■ **Task details**
The expected output is a copy of every line in the records with the string "Calculator".

■ **Data to use**
● ● ● ● ●

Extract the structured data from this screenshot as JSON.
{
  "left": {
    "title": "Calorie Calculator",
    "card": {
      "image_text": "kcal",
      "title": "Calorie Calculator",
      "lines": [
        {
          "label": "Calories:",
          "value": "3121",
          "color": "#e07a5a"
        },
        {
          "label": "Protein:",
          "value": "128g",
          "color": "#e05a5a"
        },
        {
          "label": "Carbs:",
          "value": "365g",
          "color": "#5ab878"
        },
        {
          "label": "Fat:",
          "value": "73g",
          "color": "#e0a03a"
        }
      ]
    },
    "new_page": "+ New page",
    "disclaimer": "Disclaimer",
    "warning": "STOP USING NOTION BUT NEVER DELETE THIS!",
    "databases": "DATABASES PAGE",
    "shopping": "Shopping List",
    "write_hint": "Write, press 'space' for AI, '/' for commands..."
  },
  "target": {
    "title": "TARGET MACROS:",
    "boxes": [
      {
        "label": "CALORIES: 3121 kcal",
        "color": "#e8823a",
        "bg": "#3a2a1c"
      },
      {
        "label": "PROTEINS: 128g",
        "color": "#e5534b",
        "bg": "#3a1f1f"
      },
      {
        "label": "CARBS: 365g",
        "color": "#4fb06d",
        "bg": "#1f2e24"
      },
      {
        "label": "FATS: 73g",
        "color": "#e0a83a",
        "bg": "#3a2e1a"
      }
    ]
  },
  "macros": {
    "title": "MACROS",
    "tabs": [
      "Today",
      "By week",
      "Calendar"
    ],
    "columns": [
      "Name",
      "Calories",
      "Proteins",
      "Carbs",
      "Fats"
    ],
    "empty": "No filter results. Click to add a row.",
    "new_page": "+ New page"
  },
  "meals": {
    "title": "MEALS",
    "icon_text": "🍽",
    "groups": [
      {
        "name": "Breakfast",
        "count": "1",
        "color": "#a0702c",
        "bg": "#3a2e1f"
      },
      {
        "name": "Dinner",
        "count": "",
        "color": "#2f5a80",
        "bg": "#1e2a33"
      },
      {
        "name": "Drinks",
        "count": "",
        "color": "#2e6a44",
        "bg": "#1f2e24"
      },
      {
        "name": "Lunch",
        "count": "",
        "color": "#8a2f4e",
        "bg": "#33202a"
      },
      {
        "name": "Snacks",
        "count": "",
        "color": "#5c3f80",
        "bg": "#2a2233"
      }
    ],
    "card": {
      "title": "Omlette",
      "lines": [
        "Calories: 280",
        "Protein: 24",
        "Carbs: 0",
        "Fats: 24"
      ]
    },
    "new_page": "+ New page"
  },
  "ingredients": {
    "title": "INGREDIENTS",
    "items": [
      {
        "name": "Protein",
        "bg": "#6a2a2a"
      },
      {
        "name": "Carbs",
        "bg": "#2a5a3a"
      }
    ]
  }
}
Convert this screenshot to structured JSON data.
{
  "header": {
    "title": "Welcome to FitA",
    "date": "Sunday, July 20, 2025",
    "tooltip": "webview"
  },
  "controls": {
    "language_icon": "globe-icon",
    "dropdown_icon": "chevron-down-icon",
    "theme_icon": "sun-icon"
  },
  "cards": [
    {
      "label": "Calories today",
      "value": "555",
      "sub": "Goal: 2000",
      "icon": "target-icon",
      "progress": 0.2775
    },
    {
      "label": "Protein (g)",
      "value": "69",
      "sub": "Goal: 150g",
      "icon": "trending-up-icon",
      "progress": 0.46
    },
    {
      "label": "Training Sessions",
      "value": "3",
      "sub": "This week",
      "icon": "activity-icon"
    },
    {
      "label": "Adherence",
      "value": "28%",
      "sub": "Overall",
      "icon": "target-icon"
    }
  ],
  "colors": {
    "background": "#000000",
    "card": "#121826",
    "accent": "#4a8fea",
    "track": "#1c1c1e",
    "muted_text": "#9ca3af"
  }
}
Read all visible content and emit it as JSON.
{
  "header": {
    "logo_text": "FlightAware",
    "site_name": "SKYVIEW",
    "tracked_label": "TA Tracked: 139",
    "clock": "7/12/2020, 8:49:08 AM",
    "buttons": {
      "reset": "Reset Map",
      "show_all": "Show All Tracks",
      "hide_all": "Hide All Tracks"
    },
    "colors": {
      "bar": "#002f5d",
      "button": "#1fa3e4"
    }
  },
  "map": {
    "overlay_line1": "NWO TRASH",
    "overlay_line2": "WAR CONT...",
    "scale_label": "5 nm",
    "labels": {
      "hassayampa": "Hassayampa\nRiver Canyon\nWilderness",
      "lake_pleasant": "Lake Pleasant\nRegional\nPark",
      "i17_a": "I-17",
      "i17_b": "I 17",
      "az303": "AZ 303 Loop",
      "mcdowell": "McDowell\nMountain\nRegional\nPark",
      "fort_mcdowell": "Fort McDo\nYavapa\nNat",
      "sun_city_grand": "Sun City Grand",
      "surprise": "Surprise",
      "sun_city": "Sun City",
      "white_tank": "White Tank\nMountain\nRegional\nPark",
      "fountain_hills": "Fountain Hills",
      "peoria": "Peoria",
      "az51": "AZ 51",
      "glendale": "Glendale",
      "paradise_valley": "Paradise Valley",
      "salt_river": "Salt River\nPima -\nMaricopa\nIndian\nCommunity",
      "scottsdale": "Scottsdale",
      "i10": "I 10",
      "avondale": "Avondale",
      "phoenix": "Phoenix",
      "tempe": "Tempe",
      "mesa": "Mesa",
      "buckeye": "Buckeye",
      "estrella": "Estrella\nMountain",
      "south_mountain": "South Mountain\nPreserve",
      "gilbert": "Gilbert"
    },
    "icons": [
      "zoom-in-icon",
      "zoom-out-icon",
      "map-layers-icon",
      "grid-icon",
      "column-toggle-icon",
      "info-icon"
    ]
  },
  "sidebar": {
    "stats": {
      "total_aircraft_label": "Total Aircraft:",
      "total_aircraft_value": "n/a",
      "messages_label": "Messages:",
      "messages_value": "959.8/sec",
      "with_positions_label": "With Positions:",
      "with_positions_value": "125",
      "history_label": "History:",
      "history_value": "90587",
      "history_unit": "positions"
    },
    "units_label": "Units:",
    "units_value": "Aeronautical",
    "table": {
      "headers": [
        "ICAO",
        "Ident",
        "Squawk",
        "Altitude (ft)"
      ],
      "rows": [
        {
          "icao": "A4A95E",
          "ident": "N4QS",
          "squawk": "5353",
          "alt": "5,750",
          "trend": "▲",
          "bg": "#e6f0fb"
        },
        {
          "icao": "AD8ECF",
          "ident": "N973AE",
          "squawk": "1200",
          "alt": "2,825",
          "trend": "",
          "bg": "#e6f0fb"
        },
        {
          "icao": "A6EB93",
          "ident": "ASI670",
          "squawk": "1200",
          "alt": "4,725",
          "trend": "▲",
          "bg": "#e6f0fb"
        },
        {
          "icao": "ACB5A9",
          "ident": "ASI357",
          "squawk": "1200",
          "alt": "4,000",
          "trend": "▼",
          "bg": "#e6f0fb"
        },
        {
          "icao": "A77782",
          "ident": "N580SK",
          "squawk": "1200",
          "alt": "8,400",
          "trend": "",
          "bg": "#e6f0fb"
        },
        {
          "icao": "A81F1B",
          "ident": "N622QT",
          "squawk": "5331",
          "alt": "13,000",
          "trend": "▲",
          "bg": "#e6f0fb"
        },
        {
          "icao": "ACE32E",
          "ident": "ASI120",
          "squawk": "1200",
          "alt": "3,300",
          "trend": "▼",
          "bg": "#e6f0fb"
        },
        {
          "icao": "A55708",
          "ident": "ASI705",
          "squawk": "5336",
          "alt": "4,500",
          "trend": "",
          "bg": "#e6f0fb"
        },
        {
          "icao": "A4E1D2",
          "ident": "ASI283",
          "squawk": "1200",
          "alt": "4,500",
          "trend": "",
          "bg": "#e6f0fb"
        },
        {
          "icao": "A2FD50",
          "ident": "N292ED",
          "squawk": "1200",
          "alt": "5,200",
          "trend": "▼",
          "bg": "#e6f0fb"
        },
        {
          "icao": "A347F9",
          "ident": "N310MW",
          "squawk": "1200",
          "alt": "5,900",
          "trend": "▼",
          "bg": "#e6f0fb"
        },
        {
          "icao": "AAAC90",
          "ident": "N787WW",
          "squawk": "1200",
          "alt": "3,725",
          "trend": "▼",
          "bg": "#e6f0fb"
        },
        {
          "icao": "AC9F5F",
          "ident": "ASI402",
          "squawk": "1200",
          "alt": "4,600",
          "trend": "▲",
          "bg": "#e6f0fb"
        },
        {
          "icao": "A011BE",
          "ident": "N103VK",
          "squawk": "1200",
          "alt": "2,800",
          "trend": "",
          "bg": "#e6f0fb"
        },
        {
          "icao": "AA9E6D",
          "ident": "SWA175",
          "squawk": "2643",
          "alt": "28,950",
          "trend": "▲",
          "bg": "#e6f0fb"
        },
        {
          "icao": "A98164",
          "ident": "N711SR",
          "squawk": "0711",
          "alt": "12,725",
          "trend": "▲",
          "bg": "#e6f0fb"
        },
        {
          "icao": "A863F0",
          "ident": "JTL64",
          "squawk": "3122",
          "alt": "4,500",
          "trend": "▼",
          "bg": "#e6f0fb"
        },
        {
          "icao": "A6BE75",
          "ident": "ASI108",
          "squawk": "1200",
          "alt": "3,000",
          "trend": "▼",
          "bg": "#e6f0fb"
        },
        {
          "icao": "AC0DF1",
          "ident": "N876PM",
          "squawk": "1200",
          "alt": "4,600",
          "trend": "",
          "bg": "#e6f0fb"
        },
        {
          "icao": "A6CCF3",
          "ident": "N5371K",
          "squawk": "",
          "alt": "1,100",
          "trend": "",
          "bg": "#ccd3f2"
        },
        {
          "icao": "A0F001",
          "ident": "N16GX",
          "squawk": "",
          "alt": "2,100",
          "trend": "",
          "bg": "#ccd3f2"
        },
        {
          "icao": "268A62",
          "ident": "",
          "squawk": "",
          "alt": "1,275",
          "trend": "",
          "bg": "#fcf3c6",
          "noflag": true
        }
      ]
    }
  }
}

● ● ● ● ●

■ **Reply**
    "title": "Calorie Calculator",
      "title": "Calorie Calculator",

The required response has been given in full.